(What is expected) Gather all lines in the entries that include the word "nicht".

(Dataset rows)
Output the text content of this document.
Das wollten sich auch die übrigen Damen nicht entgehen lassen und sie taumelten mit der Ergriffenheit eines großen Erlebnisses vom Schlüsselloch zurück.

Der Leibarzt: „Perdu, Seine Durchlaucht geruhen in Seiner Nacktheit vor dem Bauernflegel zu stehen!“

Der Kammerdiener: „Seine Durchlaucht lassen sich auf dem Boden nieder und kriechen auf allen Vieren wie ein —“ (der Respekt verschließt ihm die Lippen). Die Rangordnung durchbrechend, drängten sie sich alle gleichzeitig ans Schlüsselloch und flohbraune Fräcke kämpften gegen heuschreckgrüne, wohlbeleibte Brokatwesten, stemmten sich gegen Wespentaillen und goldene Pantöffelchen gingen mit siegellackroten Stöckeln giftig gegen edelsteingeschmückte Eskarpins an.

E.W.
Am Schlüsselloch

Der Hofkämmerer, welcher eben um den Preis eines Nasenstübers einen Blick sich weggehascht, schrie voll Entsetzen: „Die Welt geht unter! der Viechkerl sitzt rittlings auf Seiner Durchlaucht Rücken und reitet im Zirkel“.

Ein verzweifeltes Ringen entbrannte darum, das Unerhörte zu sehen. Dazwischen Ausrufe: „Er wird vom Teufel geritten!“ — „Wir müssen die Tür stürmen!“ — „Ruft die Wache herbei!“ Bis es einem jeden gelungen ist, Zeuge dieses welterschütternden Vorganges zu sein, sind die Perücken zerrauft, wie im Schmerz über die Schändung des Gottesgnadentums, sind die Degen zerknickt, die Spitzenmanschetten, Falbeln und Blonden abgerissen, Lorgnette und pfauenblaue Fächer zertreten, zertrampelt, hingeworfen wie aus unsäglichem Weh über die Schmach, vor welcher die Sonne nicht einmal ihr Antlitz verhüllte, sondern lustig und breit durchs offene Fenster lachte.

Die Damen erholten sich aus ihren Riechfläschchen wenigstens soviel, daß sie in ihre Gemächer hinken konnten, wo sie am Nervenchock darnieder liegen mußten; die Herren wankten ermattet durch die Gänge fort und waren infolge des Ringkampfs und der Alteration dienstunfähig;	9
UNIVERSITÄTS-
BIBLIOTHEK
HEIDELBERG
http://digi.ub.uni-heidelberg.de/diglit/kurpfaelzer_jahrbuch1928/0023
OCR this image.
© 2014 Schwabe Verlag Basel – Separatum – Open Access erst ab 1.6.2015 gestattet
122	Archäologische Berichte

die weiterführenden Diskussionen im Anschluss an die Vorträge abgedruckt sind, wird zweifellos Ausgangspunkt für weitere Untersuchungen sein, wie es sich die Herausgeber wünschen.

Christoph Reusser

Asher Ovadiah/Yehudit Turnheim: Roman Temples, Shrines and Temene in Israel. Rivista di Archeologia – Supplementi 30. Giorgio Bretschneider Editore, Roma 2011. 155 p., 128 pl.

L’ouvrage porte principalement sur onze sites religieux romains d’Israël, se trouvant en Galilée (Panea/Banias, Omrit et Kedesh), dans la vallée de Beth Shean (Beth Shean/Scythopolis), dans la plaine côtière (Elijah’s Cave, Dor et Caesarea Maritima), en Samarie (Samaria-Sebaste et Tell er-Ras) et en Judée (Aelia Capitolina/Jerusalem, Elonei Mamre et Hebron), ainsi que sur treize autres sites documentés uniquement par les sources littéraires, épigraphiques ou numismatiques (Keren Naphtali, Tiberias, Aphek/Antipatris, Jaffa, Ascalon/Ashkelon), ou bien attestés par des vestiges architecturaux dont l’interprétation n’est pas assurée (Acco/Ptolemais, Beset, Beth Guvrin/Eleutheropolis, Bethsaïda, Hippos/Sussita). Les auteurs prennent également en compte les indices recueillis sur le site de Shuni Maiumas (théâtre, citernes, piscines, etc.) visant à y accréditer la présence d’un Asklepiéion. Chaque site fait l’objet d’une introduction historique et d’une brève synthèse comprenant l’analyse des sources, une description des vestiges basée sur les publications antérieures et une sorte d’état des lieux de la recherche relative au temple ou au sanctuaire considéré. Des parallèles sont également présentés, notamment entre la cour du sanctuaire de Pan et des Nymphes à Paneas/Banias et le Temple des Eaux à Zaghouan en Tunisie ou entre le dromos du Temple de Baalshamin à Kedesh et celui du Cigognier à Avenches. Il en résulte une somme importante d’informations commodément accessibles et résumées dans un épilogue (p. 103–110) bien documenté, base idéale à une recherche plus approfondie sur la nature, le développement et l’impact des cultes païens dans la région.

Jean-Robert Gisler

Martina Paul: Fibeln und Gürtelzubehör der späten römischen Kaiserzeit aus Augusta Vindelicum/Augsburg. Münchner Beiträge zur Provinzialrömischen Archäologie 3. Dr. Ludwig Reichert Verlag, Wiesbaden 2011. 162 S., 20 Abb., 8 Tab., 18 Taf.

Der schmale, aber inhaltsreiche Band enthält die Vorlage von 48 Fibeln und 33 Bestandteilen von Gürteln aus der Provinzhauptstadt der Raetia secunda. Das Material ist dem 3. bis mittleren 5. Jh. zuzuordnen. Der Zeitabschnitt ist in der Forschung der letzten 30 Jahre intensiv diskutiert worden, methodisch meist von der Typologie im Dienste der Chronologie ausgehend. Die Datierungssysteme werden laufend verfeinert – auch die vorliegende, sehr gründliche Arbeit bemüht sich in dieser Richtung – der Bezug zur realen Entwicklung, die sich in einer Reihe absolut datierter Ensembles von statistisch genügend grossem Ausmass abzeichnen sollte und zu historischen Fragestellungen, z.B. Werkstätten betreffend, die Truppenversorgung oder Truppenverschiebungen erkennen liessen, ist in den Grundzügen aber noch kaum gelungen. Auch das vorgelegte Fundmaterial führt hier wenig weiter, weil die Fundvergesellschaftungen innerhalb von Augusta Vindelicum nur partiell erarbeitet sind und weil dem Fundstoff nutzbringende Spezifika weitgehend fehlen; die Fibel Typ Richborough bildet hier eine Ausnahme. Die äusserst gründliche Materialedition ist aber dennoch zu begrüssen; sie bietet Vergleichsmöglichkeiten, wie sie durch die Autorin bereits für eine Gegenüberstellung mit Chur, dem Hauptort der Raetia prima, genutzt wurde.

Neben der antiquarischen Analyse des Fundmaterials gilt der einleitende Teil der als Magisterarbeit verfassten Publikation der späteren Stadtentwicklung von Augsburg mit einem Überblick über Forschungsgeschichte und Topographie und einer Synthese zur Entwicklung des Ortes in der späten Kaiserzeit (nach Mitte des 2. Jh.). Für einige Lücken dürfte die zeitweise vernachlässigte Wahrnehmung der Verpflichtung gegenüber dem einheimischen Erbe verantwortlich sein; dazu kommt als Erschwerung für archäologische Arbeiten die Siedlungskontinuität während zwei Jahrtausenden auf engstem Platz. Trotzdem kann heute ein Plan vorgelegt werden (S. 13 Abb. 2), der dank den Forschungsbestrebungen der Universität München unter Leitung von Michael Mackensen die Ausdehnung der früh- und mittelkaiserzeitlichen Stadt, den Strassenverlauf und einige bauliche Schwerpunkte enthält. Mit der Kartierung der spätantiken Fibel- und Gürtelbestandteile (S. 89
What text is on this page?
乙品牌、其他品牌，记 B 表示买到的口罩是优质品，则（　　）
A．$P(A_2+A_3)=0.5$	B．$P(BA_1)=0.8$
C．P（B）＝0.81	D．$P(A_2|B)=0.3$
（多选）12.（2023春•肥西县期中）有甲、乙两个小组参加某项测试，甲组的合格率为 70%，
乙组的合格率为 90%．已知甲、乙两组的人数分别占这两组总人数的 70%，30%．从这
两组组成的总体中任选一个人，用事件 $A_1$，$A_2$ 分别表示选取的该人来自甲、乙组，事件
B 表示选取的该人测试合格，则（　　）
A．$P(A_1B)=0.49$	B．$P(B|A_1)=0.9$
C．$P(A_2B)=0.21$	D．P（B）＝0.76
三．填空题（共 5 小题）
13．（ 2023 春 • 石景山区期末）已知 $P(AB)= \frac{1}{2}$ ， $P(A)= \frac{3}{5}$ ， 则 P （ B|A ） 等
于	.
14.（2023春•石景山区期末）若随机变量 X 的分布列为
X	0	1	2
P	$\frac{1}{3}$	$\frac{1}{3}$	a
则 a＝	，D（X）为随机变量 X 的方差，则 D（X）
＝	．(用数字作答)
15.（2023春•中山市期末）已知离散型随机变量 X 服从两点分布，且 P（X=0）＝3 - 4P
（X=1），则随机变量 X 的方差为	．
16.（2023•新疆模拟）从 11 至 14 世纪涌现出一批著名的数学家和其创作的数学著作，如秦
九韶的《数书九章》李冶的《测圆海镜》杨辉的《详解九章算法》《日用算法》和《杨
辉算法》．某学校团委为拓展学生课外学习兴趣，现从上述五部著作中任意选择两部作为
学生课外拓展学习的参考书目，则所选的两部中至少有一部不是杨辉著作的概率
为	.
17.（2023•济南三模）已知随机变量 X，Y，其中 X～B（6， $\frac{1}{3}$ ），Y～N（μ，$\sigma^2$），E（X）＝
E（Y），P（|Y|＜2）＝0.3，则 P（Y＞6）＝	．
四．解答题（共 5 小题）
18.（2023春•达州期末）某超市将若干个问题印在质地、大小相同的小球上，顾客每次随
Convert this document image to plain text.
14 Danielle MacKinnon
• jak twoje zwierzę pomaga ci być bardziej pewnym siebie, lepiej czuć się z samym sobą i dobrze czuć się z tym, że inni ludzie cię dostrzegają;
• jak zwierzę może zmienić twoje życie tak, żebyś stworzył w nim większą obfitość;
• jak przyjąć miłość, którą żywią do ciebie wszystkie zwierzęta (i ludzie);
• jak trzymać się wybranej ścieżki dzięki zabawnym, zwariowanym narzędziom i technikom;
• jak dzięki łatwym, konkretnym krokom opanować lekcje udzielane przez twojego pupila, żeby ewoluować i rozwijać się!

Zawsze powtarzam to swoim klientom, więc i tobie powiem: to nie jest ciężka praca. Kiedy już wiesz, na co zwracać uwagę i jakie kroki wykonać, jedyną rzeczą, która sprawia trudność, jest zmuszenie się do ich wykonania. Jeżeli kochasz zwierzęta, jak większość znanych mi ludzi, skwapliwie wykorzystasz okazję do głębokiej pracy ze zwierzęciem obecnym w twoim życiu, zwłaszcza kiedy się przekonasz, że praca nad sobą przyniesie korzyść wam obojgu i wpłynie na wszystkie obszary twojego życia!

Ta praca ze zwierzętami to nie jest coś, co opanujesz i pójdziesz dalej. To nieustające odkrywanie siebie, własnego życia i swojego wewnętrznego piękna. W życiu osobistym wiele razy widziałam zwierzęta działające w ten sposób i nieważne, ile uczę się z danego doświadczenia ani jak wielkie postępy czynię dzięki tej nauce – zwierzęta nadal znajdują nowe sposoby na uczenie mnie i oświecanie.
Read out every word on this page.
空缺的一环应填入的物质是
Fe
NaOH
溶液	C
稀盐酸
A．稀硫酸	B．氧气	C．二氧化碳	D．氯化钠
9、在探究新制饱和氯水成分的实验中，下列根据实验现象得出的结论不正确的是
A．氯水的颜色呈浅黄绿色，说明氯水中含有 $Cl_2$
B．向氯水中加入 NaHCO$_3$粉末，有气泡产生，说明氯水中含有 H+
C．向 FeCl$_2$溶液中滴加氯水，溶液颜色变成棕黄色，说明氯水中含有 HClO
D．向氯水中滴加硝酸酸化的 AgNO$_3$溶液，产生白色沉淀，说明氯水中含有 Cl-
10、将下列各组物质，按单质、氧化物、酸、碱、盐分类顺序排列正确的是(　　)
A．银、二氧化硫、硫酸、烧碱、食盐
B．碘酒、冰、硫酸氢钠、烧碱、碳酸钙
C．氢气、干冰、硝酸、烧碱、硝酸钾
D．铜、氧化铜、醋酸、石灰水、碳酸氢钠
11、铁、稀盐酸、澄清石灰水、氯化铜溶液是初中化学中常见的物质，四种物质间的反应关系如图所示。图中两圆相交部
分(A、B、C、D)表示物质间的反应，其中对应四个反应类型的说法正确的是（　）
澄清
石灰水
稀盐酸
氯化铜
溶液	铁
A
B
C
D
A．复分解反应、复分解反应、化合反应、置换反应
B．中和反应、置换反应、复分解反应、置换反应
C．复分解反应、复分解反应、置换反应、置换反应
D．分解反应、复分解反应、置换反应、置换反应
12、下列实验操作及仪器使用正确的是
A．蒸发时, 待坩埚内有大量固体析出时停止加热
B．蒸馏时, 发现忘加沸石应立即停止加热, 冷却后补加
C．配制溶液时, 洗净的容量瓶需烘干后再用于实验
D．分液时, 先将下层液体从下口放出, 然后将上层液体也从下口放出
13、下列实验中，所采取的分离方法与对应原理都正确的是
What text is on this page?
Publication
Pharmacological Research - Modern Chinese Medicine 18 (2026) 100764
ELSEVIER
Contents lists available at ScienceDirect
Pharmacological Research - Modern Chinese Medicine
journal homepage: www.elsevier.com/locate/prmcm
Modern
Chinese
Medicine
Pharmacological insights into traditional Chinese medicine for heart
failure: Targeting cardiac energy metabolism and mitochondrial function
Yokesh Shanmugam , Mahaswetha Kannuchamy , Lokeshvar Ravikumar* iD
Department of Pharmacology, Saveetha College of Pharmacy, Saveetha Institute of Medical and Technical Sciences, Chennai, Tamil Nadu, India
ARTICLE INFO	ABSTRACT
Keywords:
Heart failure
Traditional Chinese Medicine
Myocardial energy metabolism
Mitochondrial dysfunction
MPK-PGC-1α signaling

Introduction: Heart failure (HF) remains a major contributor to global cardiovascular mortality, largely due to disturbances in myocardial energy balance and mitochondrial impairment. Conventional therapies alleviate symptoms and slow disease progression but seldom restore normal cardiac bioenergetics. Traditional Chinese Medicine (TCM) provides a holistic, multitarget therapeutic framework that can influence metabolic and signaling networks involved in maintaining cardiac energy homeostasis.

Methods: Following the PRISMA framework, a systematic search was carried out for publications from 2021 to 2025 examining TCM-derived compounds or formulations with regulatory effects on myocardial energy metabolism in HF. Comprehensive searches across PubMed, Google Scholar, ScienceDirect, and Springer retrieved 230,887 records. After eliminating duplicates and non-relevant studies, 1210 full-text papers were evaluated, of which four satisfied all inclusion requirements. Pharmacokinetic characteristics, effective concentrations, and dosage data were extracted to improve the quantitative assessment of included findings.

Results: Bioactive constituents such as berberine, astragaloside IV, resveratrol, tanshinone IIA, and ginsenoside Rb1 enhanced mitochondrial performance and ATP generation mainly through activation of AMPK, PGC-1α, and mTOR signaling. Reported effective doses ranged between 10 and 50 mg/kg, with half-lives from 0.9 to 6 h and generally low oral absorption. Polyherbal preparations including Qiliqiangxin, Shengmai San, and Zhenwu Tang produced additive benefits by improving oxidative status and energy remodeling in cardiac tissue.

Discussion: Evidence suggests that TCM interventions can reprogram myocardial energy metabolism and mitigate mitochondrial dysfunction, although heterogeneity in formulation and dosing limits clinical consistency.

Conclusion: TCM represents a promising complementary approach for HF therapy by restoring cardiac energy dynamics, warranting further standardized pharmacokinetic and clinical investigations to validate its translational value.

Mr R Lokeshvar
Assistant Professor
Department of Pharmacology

(Completed task)
Das wollten sich auch die übrigen Damen nicht entgehen lassen und sie taumelten mit der Ergriffenheit eines großen Erlebnisses vom Schlüsselloch zurück.
Ein verzweifeltes Ringen entbrannte darum, das Unerhörte zu sehen. Dazwischen Ausrufe: „Er wird vom Teufel geritten!“ — „Wir müssen die Tür stürmen!“ — „Ruft die Wache herbei!“ Bis es einem jeden gelungen ist, Zeuge dieses welterschütternden Vorganges zu sein, sind die Perücken zerrauft, wie im Schmerz über die Schändung des Gottesgnadentums, sind die Degen zerknickt, die Spitzenmanschetten, Falbeln und Blonden abgerissen, Lorgnette und pfauenblaue Fächer zertreten, zertrampelt, hingeworfen wie aus unsäglichem Weh über die Schmach, vor welcher die Sonne nicht einmal ihr Antlitz verhüllte, sondern lustig und breit durchs offene Fenster lachte.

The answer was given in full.